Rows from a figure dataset
»»
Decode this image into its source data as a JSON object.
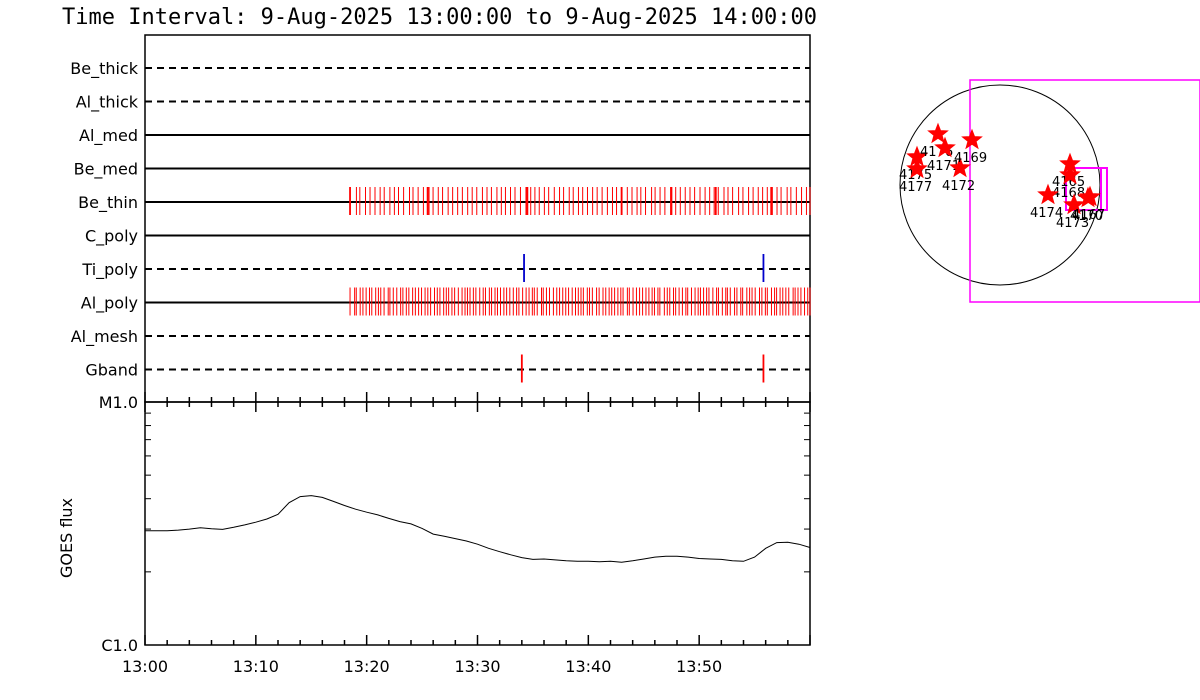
{
  "title": "Time Interval:  9-Aug-2025 13:00:00 to  9-Aug-2025 14:00:00",
  "chart_data": [
    {
      "type": "event-timeline",
      "x_range": [
        "13:00",
        "14:00"
      ],
      "rows": [
        {
          "label": "Be_thick",
          "style": "dashed",
          "events": []
        },
        {
          "label": "Al_thick",
          "style": "dashed",
          "events": []
        },
        {
          "label": "Al_med",
          "style": "solid",
          "events": []
        },
        {
          "label": "Be_med",
          "style": "solid",
          "events": []
        },
        {
          "label": "Be_thin",
          "style": "solid",
          "color": "#ff0000",
          "fill_from": "13:18.5",
          "fill_to": "14:00",
          "density": 95,
          "events": [
            "13:18.5",
            "13:25.5",
            "13:34.5",
            "13:43",
            "13:47.5",
            "13:51.5",
            "13:56.5"
          ]
        },
        {
          "label": "C_poly",
          "style": "solid",
          "events": []
        },
        {
          "label": "Ti_poly",
          "style": "dashed",
          "color": "#0000cc",
          "events": [
            "13:34.2",
            "13:55.8"
          ]
        },
        {
          "label": "Al_poly",
          "style": "solid",
          "color": "#ff0000",
          "fill_from": "13:18.5",
          "fill_to": "14:00",
          "density": 150,
          "events": []
        },
        {
          "label": "Al_mesh",
          "style": "dashed",
          "events": []
        },
        {
          "label": "Gband",
          "style": "dashed",
          "color": "#ff0000",
          "events": [
            "13:34",
            "13:55.8"
          ]
        }
      ]
    },
    {
      "type": "line",
      "ylabel": "GOES flux",
      "y_ticks": [
        "M1.0",
        "C1.0"
      ],
      "x_ticks": [
        "13:00",
        "13:10",
        "13:20",
        "13:30",
        "13:40",
        "13:50"
      ],
      "x_minutes": [
        0,
        1,
        2,
        3,
        4,
        5,
        6,
        7,
        8,
        9,
        10,
        11,
        12,
        13,
        14,
        15,
        16,
        17,
        18,
        19,
        20,
        21,
        22,
        23,
        24,
        25,
        26,
        27,
        28,
        29,
        30,
        31,
        32,
        33,
        34,
        35,
        36,
        37,
        38,
        39,
        40,
        41,
        42,
        43,
        44,
        45,
        46,
        47,
        48,
        49,
        50,
        51,
        52,
        53,
        54,
        55,
        56,
        57,
        58,
        59,
        60
      ],
      "values": [
        2.95,
        2.95,
        2.95,
        2.97,
        3.0,
        3.04,
        3.01,
        2.99,
        3.05,
        3.12,
        3.2,
        3.3,
        3.45,
        3.85,
        4.08,
        4.12,
        4.05,
        3.9,
        3.75,
        3.62,
        3.52,
        3.43,
        3.32,
        3.22,
        3.15,
        3.02,
        2.86,
        2.8,
        2.74,
        2.68,
        2.6,
        2.5,
        2.42,
        2.35,
        2.29,
        2.25,
        2.26,
        2.24,
        2.22,
        2.21,
        2.21,
        2.2,
        2.21,
        2.19,
        2.22,
        2.26,
        2.3,
        2.32,
        2.32,
        2.3,
        2.27,
        2.26,
        2.25,
        2.22,
        2.21,
        2.3,
        2.5,
        2.64,
        2.65,
        2.6,
        2.52
      ]
    },
    {
      "type": "scatter",
      "name": "solar disk map",
      "points": [
        {
          "label": "4175",
          "x": -0.83,
          "y": 0.28
        },
        {
          "label": "4176",
          "x": -0.62,
          "y": 0.51
        },
        {
          "label": "4171",
          "x": -0.55,
          "y": 0.37
        },
        {
          "label": "4172",
          "x": -0.4,
          "y": 0.17
        },
        {
          "label": "4169",
          "x": -0.28,
          "y": 0.45
        },
        {
          "label": "4177",
          "x": -0.83,
          "y": 0.16
        },
        {
          "label": "4165",
          "x": 0.7,
          "y": 0.21
        },
        {
          "label": "4168",
          "x": 0.7,
          "y": 0.1
        },
        {
          "label": "4174",
          "x": 0.48,
          "y": -0.1
        },
        {
          "label": "4173",
          "x": 0.74,
          "y": -0.2
        },
        {
          "label": "4170",
          "x": 0.88,
          "y": -0.13
        },
        {
          "label": "4167",
          "x": 0.9,
          "y": -0.12
        }
      ]
    }
  ]
}
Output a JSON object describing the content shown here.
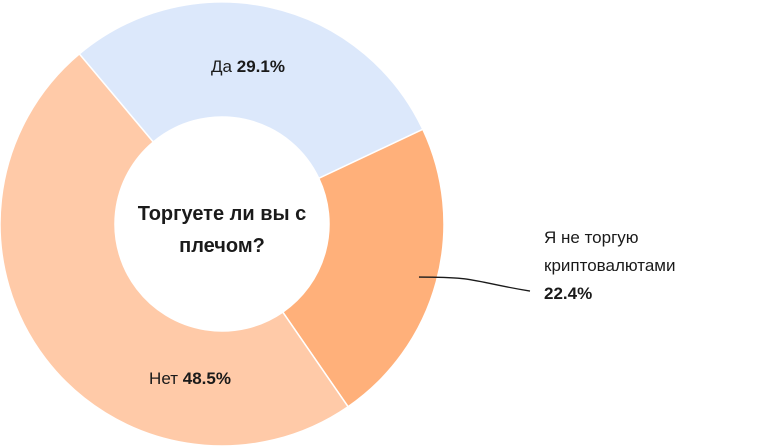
{
  "chart_data": {
    "type": "donut",
    "title": "Торгуете ли вы с плечом?",
    "categories": [
      "Да",
      "Я не торгую криптовалютами",
      "Нет"
    ],
    "values": [
      29.1,
      22.4,
      48.5
    ],
    "value_labels": [
      "29.1%",
      "22.4%",
      "48.5%"
    ],
    "colors": [
      "#dce8fb",
      "#ffb07a",
      "#ffcaa8"
    ]
  }
}
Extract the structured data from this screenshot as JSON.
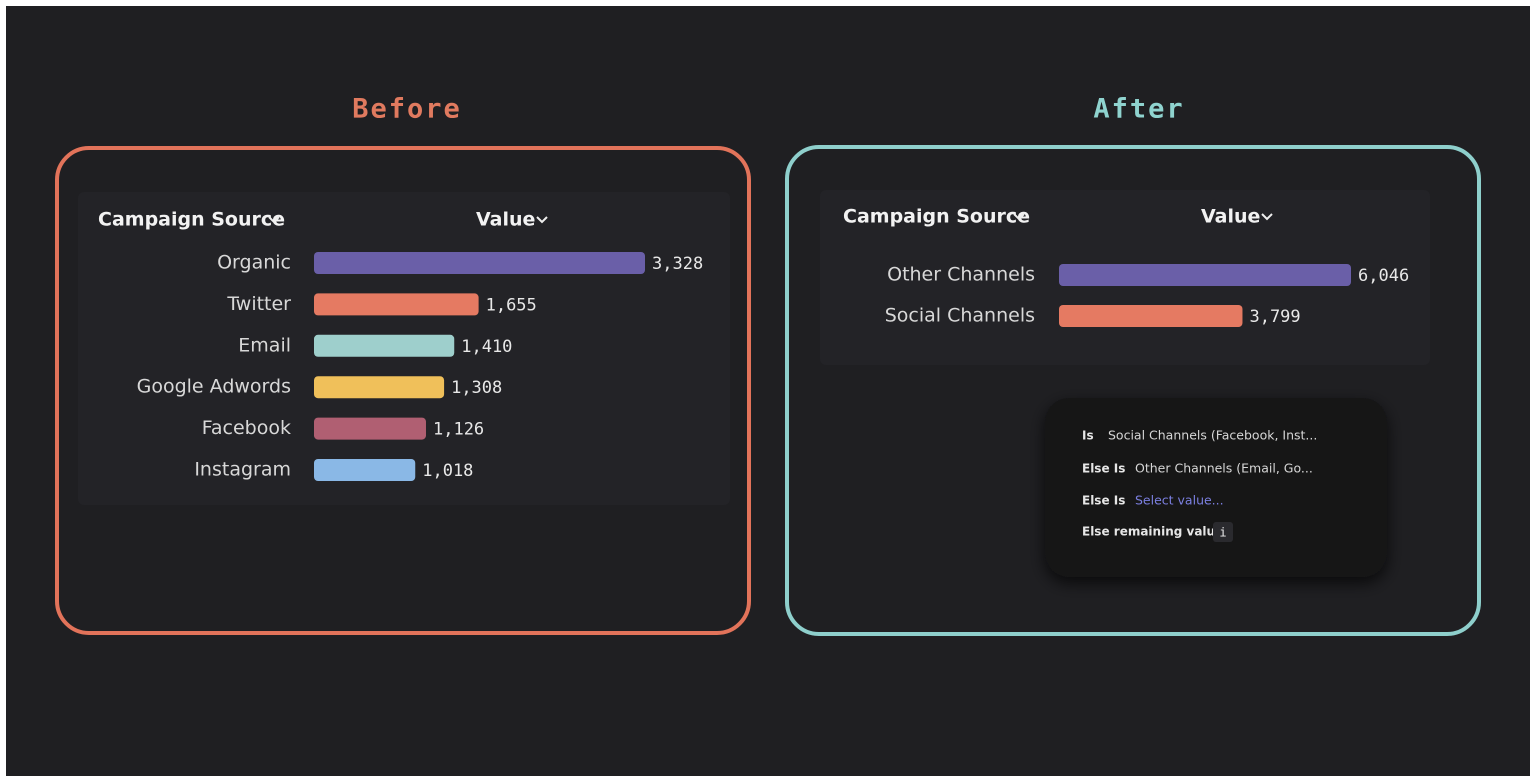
{
  "panels": [
    {
      "title": "Before"
    },
    {
      "title": "After"
    }
  ],
  "chart_data": [
    {
      "type": "bar",
      "category_header": "Campaign Source",
      "value_header": "Value",
      "categories": [
        "Organic",
        "Twitter",
        "Email",
        "Google Adwords",
        "Facebook",
        "Instagram"
      ],
      "values": [
        3328,
        1655,
        1410,
        1308,
        1126,
        1018
      ],
      "value_labels": [
        "3,328",
        "1,655",
        "1,410",
        "1,308",
        "1,126",
        "1,018"
      ],
      "colors": [
        "#6a5fa8",
        "#e57a62",
        "#9ecfcc",
        "#f0c05a",
        "#b05f72",
        "#8ab8e6"
      ]
    },
    {
      "type": "bar",
      "category_header": "Campaign Source",
      "value_header": "Value",
      "categories": [
        "Other Channels",
        "Social Channels"
      ],
      "values": [
        6046,
        3799
      ],
      "value_labels": [
        "6,046",
        "3,799"
      ],
      "colors": [
        "#6a5fa8",
        "#e57a62"
      ]
    }
  ],
  "menu": {
    "rows": [
      {
        "label": "Is",
        "value": "Social Channels (Facebook, Inst..."
      },
      {
        "label": "Else Is",
        "value": "Other Channels (Email, Go..."
      },
      {
        "label": "Else Is",
        "value": "Select value..."
      }
    ],
    "remaining": "Else remaining values",
    "info": "i"
  }
}
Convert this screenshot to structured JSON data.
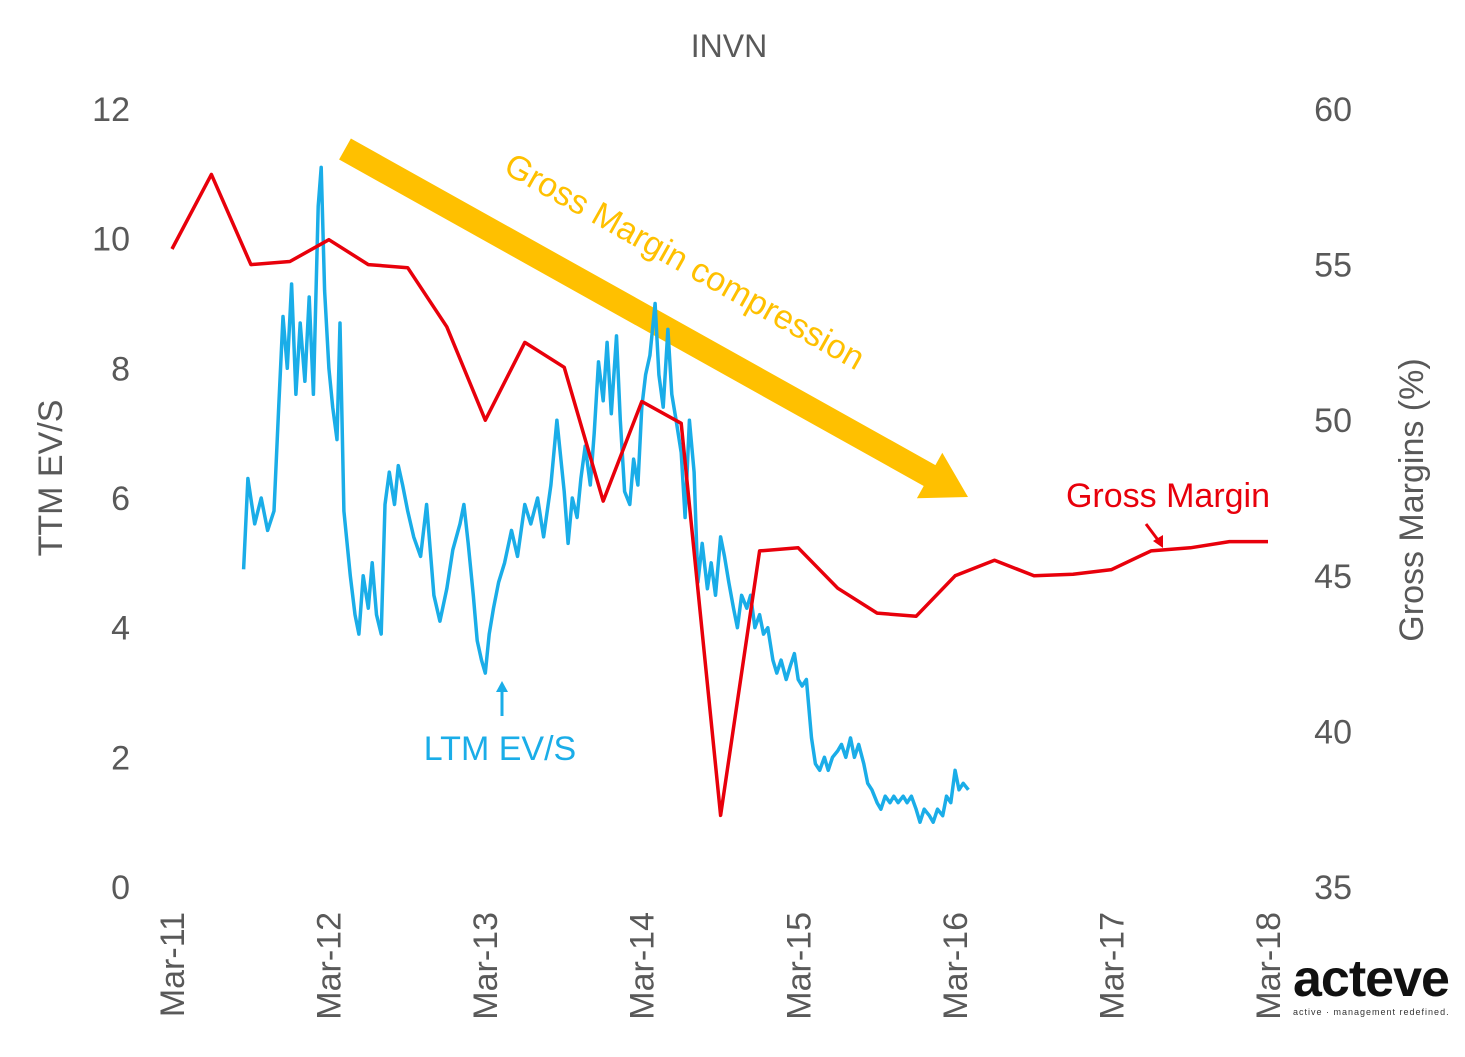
««
In the records above, locate each line with the word "Social". Copy all such lines.

PROBLEM SOLUTION –
        "Social Channels"
        "value": "Social Channels (Facebook, Inst..."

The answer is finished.